Сразу возникают три вопроса. Реален ли меньшевик А.Н. Иоффе? Можно ли доверять его свидетельству? И чем собственно оно ценно?

Да, он, безусловно, реален. Он упоминается в ряде протоколов допросов в «Деле по обвинению Юргенсон Петра Андреевича и других – всего 24 человек» (Дело об убийстве Володарского в 1918 г.)6, как участник митинга на Обуховском заводе, на который ехал В.Володарский и где он (как и эсеры, выступавшие на митинге) сдерживал рабочих и матросов Минной дивизии, проявлявших агрессию к Зиновьеву и Луначарскому и провожая вместе с эсерами Зиновьева к автомобилю, принял его приглашение ехать вместе с ним. Вот как описывал эту ситуацию Григорий Алексеевич Еремеев, допрошенный сразу 20 июня и рисующий настроение на Обуховском заводе: «Я товарищ председателя управления Обуховским заводом. Член партии с. – революционеров, центра. …В 4 часа дня по новому времени был митинг, где выступали Зиновьев, Каплан (член Петроградского комитета ПСР В.Н.Капланю – К.М.), Гольгин (с Обухов[ского] зав[ода]) и к концу часа через 2 Ѕ – 3 Луначарский. В порядке дня был доклад Зиновьева. Затем был поставлен в порядок дня освобождение Кузьмина рабочего Обуховского завода, арестованного в Москве как делегата Обуховского завода и от уполномоченных от фабрик и заводов. Настроение на митинге было бурное. Володарского на митинге не ожидали, как и Луначарского. К концу митинга Зиновьев говорил частным образом, что ждут Луначарского, который действительно приехал. Луначарский ушел с собрания за час приблизительно до окончания. На митинге участвовало приблизительно около 3 тыс. человек, из которых не более 350 могли быть членами партии с.-р., ибо в нашей Обуховской организации больше не насчитывалось членов. В самый конец митинга на трибуне завязался спор между красноармейцем и матросом и вокруг них образовалась возбужденная группа людей – рабочих и матросов. Лев[ый] с.-р. Максимов просил меня все время быть около Зиновьева во избежание нежелательных эксцессов. Я проводил Зиновьева до автомобиля и хотел сесть с ним в машину, но там было и без меня много людей, почему я ехал на конке (выделено мной – К.М). С Зиновьевым поехал меньшевик Иоффе и др.»7.

• ЧТО НУЖНО СДЕЛАТЬ: Напишите продолжение текста о свидетельстве меньшевика А.Н. Иоффе по делу об убийстве Володарского, начиная сразу после его последнего предложения.

• ПРЕДОСТАВЛЕННЫЕ СТРОКИ:
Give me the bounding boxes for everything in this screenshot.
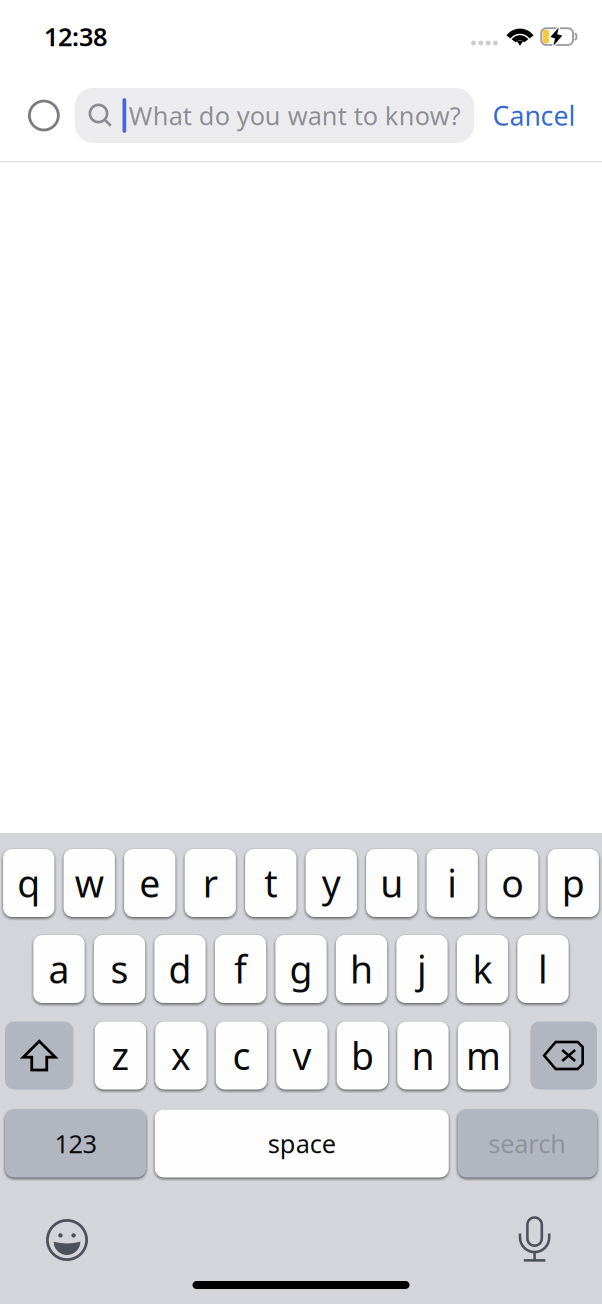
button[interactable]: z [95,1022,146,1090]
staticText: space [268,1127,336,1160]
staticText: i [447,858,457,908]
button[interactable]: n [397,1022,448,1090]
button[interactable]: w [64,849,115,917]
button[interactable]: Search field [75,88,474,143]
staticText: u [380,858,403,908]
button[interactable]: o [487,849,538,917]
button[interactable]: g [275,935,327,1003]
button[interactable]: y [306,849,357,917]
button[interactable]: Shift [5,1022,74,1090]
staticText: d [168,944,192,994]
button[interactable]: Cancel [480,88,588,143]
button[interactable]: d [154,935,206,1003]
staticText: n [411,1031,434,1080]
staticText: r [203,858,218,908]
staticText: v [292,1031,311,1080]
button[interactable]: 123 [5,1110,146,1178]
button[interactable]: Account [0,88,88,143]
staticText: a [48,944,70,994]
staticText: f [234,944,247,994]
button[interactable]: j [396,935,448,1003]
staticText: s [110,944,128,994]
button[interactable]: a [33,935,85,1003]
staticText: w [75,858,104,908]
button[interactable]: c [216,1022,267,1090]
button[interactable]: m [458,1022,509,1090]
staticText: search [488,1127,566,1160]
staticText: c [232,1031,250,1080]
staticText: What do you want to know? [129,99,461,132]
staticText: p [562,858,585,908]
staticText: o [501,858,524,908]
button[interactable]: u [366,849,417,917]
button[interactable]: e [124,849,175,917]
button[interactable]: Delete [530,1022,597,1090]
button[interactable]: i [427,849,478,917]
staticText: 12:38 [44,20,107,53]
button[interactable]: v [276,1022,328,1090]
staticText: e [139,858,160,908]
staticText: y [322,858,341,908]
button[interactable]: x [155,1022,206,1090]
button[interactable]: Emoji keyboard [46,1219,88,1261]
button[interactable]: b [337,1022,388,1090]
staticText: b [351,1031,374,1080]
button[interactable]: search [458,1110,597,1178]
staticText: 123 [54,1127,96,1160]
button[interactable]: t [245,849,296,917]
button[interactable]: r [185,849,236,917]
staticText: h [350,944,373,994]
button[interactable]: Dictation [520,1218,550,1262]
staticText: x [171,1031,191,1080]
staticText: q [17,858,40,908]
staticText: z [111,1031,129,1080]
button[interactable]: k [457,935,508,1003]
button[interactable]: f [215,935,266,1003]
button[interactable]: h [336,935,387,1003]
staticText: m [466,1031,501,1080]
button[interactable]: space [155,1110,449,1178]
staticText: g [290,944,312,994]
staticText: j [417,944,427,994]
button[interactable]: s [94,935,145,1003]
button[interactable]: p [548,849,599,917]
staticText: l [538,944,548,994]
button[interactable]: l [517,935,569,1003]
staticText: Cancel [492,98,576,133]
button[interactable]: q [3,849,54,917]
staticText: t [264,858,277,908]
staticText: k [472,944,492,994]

• ИТОГОВЫЙ ОТВЕТ:
И в заявлении председателя I отдела Народного суда Ивана Яковлевича Ермакова следователю Стельмакову, мы читаем: «Я присутствовал на митинге на Обуховском заводе, все время. По отношению матросов минной дивизии скажу следующее. Поведение приблизительно человек 15 было возбужденное, до того, что пришли на трибуну и угрожали расправиться с каким то красноармейцем, притом подозрительно посматривали на находящихся в то время на трибуне Зиновьева и Луначарского. Этих возбужденных матросов уговаривал Каплан, говоря «что это не хорошо и недопустимо, на что матросы были не довольны, что их уговаривают, говоря «пойдем, ну их к черту».

После, когда Луначарский пошел с митинга, матросы несколько человек выскочили и гнусно угрожали тов. Луначарскому расправиться на месте. Я и еще один тов. проводили из завода до автомобиля, где я заметил тех же 6 человек матросов, расхаживающих как будто чего-то ожидая.

Шофер заводил машину около пятнадцати минут и Луначарский уехал. После это я поспешил обратно на митинг, где был шум, тов. Зиновьеву в заключительной речи не давали говорить.

Я присутствовал, когда тов. Зиновьев приглашал довезти Каплан и Иофе на автомобиле. Иофе согласился, но Каплану Григ[орий] Еремеев сказал «Не стоит! Пойдем», в это время приехал член раб[очего] ком[итета] Сычев» 8.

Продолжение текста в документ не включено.